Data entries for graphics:
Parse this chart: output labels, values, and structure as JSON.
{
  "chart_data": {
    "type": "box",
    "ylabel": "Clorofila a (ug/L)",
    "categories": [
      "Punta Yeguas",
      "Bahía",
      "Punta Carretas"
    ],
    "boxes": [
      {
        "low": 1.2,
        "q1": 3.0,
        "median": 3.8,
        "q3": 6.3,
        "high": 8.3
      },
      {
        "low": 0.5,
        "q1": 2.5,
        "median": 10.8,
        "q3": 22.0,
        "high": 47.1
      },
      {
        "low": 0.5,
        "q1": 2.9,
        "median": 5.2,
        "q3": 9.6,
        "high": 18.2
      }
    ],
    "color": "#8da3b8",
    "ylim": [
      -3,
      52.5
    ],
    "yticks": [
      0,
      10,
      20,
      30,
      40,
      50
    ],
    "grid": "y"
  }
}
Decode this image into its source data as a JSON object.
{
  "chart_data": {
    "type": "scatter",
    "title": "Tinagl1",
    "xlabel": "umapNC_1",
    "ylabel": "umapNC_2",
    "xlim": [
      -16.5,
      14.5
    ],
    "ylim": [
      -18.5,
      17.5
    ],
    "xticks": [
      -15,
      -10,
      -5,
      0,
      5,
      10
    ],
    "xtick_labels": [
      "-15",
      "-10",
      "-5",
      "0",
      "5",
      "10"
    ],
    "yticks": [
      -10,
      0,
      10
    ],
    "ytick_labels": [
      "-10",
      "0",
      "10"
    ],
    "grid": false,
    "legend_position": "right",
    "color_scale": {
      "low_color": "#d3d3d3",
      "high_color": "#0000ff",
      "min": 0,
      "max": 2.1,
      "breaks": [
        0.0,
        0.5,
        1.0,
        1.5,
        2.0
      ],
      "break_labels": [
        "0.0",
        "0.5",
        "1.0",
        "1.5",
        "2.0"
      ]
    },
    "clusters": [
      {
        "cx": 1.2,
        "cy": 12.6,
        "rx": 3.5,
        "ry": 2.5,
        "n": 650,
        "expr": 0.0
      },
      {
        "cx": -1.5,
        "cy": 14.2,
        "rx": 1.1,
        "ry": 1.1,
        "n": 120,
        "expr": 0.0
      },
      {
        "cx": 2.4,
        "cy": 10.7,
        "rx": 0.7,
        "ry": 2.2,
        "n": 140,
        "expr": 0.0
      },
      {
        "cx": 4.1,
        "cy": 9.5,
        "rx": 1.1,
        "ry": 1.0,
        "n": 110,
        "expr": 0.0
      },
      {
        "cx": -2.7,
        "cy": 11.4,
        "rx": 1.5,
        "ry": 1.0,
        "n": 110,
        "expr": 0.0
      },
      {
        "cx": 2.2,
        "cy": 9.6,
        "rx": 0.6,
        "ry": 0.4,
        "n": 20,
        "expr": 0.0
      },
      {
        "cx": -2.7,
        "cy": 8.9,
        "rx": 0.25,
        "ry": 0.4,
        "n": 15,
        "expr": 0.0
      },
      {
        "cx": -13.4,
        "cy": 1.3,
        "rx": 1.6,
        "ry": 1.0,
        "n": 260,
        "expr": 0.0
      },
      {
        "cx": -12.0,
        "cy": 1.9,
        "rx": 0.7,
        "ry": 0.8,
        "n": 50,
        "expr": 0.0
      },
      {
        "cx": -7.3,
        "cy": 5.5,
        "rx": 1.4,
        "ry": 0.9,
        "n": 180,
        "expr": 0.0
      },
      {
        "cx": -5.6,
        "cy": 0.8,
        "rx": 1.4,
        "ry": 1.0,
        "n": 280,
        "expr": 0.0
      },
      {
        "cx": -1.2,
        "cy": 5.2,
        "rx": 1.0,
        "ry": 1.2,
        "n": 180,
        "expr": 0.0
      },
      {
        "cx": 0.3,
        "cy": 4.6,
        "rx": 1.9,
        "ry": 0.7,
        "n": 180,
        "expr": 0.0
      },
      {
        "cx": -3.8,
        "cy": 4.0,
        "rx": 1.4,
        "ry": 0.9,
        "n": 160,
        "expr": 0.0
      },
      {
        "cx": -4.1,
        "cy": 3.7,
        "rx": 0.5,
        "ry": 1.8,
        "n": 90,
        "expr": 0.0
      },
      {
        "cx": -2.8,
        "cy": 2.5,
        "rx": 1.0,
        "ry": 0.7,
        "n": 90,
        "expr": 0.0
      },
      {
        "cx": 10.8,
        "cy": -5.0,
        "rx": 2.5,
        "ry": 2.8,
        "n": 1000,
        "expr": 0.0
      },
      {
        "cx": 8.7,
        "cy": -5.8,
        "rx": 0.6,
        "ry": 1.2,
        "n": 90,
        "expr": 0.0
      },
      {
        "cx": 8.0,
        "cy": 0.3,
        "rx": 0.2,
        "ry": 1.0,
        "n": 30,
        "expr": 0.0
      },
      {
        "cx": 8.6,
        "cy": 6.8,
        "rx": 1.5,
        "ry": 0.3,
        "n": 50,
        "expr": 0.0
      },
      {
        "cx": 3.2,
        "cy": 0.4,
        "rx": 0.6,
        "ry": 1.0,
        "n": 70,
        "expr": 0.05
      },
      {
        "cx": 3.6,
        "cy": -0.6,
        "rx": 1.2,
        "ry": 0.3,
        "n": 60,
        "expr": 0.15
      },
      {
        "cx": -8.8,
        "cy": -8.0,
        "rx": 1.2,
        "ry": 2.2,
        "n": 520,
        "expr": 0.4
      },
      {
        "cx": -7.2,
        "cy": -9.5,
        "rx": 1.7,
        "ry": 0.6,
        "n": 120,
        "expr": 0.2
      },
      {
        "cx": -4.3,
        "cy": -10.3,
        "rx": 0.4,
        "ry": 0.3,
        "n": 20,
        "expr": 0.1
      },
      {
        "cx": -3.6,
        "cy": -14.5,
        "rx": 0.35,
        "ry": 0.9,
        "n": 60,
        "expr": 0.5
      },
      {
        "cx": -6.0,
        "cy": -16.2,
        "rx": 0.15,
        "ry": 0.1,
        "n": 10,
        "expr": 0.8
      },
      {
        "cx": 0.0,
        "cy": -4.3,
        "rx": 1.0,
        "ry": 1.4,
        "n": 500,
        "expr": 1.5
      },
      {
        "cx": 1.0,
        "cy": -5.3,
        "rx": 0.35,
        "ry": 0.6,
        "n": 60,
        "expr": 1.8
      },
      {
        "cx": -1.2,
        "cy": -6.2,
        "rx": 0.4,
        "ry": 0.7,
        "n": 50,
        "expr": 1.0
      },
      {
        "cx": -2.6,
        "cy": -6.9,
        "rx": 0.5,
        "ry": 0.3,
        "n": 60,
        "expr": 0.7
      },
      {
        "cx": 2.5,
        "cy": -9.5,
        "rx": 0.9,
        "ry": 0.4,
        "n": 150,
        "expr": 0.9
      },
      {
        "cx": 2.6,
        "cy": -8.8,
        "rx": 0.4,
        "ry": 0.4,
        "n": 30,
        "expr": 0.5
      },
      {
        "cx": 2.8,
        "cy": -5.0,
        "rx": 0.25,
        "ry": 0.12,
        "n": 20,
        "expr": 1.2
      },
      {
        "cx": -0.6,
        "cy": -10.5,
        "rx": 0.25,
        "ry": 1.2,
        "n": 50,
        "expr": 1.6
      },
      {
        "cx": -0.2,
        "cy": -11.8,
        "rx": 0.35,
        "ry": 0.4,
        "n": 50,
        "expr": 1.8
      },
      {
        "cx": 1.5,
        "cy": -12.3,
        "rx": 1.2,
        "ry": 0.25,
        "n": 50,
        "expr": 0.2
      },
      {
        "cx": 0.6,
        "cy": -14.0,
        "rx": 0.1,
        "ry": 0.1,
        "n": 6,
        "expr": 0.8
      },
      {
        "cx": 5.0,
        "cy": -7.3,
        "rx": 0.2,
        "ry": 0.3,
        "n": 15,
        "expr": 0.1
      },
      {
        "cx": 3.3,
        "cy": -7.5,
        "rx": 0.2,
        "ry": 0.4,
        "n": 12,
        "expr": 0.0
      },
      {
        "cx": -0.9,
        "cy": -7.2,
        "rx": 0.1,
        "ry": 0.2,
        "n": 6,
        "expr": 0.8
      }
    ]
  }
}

- To do
Lines that hold "this" are the ones to copy; find all of them.

- The output
Parse this chart: output labels, values, and structure as JSON.
Decode this image into its source data as a JSON object.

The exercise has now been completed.